Given problem ::
Copy the entries from the first line up to and including the line with "data-point [405, 374, 416, 385]", substituting "series-orange" for every "series-red" and leaving everything else unchanged.

Data supplied ::
[start]
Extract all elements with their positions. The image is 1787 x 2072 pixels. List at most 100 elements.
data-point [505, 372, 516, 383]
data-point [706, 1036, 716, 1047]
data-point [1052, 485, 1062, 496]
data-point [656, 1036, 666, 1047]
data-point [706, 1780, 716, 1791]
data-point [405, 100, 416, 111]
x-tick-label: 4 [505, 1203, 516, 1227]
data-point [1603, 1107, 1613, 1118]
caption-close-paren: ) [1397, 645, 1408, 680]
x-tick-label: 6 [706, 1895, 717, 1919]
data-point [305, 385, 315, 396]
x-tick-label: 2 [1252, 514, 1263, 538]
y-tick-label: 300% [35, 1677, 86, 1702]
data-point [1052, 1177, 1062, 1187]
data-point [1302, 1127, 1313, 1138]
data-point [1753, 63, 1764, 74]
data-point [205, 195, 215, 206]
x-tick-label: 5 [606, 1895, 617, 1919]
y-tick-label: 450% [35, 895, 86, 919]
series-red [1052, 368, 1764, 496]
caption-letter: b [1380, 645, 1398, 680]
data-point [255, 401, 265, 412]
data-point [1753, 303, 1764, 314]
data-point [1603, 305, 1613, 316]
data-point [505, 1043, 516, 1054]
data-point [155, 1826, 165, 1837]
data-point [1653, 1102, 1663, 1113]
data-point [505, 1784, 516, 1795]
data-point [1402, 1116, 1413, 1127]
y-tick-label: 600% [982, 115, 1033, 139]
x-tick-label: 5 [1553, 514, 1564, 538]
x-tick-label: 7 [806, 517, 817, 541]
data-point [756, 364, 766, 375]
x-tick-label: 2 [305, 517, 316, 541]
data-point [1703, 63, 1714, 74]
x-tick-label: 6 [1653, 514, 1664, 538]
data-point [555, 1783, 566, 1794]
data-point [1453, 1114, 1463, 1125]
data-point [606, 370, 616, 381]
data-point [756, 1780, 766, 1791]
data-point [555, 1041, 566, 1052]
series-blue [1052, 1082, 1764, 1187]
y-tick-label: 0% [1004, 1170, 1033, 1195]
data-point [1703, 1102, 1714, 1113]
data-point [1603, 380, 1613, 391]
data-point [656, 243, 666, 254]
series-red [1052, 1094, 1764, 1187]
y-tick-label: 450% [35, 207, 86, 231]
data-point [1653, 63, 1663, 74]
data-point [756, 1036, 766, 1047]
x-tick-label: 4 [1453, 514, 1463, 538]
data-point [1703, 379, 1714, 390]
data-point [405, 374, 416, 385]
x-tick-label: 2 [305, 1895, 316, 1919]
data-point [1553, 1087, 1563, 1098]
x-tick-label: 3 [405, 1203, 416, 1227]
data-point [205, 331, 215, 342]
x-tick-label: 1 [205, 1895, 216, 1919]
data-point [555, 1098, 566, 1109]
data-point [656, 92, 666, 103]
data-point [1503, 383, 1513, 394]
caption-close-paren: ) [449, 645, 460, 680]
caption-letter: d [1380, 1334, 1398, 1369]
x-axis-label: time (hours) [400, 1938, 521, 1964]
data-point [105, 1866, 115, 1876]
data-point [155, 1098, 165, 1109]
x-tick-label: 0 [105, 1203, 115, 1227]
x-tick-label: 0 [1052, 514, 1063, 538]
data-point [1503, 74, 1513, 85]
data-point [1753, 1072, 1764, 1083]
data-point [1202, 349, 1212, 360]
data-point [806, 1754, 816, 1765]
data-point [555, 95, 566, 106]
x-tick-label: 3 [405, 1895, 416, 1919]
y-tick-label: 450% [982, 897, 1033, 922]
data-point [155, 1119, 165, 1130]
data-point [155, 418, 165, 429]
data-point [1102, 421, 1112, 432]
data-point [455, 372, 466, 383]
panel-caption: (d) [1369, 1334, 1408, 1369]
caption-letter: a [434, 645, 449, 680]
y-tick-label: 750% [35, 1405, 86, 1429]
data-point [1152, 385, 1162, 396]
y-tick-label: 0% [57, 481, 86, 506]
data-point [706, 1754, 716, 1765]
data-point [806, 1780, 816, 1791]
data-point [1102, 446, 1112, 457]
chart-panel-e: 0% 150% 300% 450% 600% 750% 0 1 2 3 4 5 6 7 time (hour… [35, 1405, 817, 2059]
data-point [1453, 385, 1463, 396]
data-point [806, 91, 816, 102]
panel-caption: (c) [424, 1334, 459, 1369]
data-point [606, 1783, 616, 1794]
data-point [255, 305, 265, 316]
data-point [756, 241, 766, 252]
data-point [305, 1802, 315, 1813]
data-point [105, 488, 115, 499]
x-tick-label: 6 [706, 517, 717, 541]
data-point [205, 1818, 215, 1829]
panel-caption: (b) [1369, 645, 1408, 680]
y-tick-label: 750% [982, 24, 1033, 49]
[end]
Result of this task ::
Extract all elements with their positions. The image is 1787 x 2072 pixels. List at most 100 elements.
data-point [505, 372, 516, 383]
data-point [706, 1036, 716, 1047]
data-point [1052, 485, 1062, 496]
data-point [656, 1036, 666, 1047]
data-point [706, 1780, 716, 1791]
data-point [405, 100, 416, 111]
x-tick-label: 4 [505, 1203, 516, 1227]
data-point [1603, 1107, 1613, 1118]
caption-close-paren: ) [1397, 645, 1408, 680]
x-tick-label: 6 [706, 1895, 717, 1919]
data-point [305, 385, 315, 396]
x-tick-label: 2 [1252, 514, 1263, 538]
y-tick-label: 300% [35, 1677, 86, 1702]
data-point [1052, 1177, 1062, 1187]
data-point [1302, 1127, 1313, 1138]
data-point [1753, 63, 1764, 74]
data-point [205, 195, 215, 206]
x-tick-label: 5 [606, 1895, 617, 1919]
y-tick-label: 450% [35, 895, 86, 919]
series-orange [1052, 368, 1764, 496]
caption-letter: b [1380, 645, 1398, 680]
data-point [255, 401, 265, 412]
data-point [1753, 303, 1764, 314]
data-point [1603, 305, 1613, 316]
data-point [505, 1043, 516, 1054]
data-point [155, 1826, 165, 1837]
data-point [1653, 1102, 1663, 1113]
data-point [505, 1784, 516, 1795]
data-point [1402, 1116, 1413, 1127]
y-tick-label: 600% [982, 115, 1033, 139]
x-tick-label: 5 [1553, 514, 1564, 538]
x-tick-label: 7 [806, 517, 817, 541]
data-point [756, 364, 766, 375]
x-tick-label: 2 [305, 517, 316, 541]
data-point [1703, 63, 1714, 74]
x-tick-label: 6 [1653, 514, 1664, 538]
data-point [555, 1783, 566, 1794]
data-point [1453, 1114, 1463, 1125]
data-point [606, 370, 616, 381]
data-point [756, 1780, 766, 1791]
data-point [555, 1041, 566, 1052]
series-blue [1052, 1082, 1764, 1187]
y-tick-label: 0% [1004, 1170, 1033, 1195]
data-point [1703, 1102, 1714, 1113]
data-point [1603, 380, 1613, 391]
data-point [656, 243, 666, 254]
series-orange [1052, 1094, 1764, 1187]
y-tick-label: 450% [35, 207, 86, 231]
data-point [1653, 63, 1663, 74]
data-point [756, 1036, 766, 1047]
x-tick-label: 4 [1453, 514, 1463, 538]
data-point [1703, 379, 1714, 390]
data-point [405, 374, 416, 385]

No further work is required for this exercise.